Data listing
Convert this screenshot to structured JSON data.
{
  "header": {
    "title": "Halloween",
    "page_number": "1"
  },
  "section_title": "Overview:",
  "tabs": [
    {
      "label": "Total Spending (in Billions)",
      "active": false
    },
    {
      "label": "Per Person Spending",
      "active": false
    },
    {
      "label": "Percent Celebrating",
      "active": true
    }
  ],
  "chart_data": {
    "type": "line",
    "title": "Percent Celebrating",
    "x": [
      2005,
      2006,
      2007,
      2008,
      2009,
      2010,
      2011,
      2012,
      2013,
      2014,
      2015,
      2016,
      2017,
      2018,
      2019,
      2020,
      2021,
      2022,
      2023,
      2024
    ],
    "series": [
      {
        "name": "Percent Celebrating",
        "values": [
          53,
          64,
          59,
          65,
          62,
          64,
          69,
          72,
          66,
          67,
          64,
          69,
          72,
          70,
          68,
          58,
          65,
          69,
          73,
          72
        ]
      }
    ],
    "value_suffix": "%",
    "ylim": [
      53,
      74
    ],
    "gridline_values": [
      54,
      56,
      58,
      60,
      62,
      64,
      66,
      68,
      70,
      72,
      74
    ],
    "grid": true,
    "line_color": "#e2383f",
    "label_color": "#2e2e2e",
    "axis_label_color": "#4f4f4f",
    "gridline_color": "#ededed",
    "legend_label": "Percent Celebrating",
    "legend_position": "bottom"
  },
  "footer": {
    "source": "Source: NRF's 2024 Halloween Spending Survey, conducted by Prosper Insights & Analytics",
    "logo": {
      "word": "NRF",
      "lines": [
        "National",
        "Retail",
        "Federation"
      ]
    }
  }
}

• [The exercise]: Make an exact copy of every line in the data.

• [Correct answer]:
Convert this screenshot to structured JSON data.
{
  "header": {
    "title": "Halloween",
    "page_number": "1"
  },
  "section_title": "Overview:",
  "tabs": [
    {
      "label": "Total Spending (in Billions)",
      "active": false
    },
    {
      "label": "Per Person Spending",
      "active": false
    },
    {
      "label": "Percent Celebrating",
      "active": true
    }
  ],
  "chart_data": {
    "type": "line",
    "title": "Percent Celebrating",
    "x": [
      2005,
      2006,
      2007,
      2008,
      2009,
      2010,
      2011,
      2012,
      2013,
      2014,
      2015,
      2016,
      2017,
      2018,
      2019,
      2020,
      2021,
      2022,
      2023,
      2024
    ],
    "series": [
      {
        "name": "Percent Celebrating",
        "values": [
          53,
          64,
          59,
          65,
          62,
          64,
          69,
          72,
          66,
          67,
          64,
          69,
          72,
          70,
          68,
          58,
          65,
          69,
          73,
          72
        ]
      }
    ],
    "value_suffix": "%",
    "ylim": [
      53,
      74
    ],
    "gridline_values": [
      54,
      56,
      58,
      60,
      62,
      64,
      66,
      68,
      70,
      72,
      74
    ],
    "grid": true,
    "line_color": "#e2383f",
    "label_color": "#2e2e2e",
    "axis_label_color": "#4f4f4f",
    "gridline_color": "#ededed",
    "legend_label": "Percent Celebrating",
    "legend_position": "bottom"
  },
  "footer": {
    "source": "Source: NRF's 2024 Halloween Spending Survey, conducted by Prosper Insights & Analytics",
    "logo": {
      "word": "NRF",
      "lines": [
        "National",
        "Retail",
        "Federation"
      ]
    }
  }
}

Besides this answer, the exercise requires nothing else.